• _Written exercise_
Copy out all the lines where "appareils" shows up.

Extracted records:
● ● ● ● ● ● ●

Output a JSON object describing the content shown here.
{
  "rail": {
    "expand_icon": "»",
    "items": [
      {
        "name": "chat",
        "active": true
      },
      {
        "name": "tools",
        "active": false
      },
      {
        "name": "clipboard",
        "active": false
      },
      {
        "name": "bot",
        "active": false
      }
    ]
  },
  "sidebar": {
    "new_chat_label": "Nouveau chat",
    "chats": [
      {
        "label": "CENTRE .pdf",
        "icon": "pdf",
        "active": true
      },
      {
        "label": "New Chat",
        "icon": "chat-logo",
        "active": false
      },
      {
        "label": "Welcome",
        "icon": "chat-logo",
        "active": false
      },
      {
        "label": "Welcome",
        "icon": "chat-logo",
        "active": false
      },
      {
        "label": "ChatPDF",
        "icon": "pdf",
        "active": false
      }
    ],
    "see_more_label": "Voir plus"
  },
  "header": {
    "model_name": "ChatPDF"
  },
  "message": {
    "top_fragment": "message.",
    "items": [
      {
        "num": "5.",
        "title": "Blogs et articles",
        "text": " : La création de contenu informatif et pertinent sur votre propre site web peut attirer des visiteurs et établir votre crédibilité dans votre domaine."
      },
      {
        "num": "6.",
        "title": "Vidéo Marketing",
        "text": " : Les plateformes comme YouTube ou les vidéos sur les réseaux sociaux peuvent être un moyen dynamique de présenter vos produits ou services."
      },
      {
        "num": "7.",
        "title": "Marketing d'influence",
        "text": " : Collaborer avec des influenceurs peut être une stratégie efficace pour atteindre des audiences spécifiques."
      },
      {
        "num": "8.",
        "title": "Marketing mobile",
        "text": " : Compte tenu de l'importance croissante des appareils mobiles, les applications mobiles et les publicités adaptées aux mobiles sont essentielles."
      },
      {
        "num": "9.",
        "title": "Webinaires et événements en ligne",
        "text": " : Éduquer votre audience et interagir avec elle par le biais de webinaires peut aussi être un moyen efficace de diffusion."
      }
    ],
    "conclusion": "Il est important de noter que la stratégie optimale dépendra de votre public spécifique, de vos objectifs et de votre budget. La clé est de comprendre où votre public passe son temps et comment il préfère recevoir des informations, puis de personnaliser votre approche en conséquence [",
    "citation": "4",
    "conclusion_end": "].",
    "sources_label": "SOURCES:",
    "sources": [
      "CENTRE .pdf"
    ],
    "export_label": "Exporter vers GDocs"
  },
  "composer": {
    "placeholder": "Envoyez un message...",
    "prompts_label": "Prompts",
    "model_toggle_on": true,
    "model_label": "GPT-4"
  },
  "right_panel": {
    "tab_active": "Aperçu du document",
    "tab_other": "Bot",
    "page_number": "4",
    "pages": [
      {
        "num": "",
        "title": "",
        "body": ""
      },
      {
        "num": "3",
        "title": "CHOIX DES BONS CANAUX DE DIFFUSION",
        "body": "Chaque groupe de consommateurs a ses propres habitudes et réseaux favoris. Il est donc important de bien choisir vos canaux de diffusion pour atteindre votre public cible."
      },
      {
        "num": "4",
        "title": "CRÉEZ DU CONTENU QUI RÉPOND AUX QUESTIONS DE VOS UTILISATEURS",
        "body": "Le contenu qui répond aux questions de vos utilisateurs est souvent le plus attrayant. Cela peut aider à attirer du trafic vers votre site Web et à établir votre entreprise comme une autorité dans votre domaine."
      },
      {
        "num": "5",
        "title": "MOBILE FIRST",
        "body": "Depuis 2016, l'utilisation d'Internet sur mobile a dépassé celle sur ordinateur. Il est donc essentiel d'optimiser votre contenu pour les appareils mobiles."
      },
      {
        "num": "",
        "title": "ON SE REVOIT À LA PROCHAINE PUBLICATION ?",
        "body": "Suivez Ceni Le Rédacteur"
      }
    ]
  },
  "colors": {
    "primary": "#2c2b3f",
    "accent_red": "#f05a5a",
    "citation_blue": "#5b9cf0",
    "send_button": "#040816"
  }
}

● ● ● ● ● ● ●

• _Worked answer_
        "text": " : Compte tenu de l'importance croissante des appareils mobiles, les applications mobiles et les publicités adaptées aux mobiles sont essentielles."
        "body": "Depuis 2016, l'utilisation d'Internet sur mobile a dépassé celle sur ordinateur. Il est donc essentiel d'optimiser votre contenu pour les appareils mobiles."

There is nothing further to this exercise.